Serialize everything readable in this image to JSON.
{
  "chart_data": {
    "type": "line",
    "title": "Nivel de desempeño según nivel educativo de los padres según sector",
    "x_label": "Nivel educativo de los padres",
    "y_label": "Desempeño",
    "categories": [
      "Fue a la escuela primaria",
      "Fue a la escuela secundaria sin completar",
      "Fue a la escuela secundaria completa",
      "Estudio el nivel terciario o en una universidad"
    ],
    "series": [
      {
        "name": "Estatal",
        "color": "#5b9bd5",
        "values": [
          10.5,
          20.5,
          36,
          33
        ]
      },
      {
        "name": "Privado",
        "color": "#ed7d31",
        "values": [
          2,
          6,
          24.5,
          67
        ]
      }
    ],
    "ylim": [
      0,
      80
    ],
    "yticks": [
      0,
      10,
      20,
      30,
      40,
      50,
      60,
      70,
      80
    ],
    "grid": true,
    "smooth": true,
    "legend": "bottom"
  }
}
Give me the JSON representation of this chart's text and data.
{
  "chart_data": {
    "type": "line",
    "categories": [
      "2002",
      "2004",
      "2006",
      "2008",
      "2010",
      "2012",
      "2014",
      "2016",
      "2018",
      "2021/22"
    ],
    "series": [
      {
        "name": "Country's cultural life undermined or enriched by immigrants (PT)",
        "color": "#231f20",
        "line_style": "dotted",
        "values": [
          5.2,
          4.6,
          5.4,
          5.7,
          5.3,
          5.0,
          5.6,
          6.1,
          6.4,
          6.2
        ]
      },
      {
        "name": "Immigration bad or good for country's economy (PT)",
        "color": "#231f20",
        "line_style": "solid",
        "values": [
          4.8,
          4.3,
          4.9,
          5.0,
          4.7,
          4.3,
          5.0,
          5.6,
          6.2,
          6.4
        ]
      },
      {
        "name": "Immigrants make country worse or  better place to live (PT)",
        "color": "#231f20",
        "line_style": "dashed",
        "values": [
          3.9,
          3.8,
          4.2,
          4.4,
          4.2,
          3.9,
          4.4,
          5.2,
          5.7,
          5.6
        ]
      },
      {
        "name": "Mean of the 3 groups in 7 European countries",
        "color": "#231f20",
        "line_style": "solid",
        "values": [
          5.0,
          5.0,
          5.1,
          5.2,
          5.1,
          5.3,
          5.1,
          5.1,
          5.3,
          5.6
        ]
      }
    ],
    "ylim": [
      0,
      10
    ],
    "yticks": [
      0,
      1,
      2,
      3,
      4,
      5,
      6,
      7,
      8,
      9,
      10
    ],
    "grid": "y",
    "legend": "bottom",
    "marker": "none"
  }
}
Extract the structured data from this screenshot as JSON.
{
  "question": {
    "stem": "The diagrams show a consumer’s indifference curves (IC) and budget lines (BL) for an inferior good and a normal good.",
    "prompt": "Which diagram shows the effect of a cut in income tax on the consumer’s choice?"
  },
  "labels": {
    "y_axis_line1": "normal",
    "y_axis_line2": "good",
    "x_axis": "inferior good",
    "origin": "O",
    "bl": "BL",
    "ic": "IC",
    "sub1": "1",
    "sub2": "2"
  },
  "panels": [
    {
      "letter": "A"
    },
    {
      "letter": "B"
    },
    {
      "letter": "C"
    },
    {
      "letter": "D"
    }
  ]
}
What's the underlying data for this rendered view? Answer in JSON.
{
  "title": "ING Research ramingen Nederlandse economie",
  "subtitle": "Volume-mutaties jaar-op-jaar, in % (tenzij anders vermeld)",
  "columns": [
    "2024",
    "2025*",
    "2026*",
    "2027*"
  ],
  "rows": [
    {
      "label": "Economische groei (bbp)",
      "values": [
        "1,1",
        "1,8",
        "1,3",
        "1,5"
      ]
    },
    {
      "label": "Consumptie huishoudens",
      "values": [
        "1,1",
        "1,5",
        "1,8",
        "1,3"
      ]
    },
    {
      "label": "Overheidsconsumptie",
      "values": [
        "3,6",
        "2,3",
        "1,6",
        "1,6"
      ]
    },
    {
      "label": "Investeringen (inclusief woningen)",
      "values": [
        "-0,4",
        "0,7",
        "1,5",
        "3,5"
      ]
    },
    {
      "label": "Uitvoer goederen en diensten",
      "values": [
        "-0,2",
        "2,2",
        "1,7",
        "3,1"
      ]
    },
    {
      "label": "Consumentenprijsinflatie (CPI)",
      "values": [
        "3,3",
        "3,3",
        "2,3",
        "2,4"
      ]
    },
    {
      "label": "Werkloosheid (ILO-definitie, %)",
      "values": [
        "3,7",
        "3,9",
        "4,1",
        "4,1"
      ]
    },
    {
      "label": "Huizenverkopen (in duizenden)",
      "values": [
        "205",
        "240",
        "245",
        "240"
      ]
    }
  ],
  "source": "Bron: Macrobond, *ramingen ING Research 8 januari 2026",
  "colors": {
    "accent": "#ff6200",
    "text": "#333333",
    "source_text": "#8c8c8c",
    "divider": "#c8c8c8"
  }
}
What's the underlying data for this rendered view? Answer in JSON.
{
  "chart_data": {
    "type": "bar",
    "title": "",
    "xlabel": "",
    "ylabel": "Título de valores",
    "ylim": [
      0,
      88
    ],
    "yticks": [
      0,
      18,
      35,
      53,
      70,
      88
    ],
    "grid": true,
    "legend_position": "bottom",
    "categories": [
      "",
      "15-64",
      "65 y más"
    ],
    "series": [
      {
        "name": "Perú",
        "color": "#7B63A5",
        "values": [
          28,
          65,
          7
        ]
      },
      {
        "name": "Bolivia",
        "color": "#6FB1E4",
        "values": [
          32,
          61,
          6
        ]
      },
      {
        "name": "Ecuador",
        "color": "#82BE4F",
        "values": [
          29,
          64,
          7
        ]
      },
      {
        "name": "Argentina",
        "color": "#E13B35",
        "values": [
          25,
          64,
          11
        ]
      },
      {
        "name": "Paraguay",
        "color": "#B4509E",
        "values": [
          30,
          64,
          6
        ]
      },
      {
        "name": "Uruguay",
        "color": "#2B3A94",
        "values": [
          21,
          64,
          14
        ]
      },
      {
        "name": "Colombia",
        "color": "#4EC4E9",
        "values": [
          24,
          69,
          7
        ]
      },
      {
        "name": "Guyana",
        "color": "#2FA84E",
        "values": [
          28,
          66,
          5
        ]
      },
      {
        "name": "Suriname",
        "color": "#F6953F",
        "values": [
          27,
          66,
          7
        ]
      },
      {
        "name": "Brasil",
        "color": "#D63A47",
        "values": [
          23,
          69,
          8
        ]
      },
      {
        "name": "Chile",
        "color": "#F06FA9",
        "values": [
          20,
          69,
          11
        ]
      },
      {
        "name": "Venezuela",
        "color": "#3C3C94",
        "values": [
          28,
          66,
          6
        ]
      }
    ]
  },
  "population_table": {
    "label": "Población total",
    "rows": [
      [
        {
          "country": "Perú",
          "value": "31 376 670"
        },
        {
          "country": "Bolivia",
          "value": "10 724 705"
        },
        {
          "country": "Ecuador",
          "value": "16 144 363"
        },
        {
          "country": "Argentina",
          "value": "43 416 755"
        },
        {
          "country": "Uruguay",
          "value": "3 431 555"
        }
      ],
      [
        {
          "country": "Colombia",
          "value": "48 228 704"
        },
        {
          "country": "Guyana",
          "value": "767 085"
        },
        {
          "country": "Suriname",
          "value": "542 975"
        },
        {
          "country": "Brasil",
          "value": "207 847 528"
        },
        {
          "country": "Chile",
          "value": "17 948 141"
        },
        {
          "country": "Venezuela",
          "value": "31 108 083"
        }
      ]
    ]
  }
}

DIRECTIVE => Identify and copy lines that hold the string "educativo".

COMPLETE ANSWER =>
    "title": "Nivel de desempeño según nivel educativo de los padres según sector",
    "x_label": "Nivel educativo de los padres",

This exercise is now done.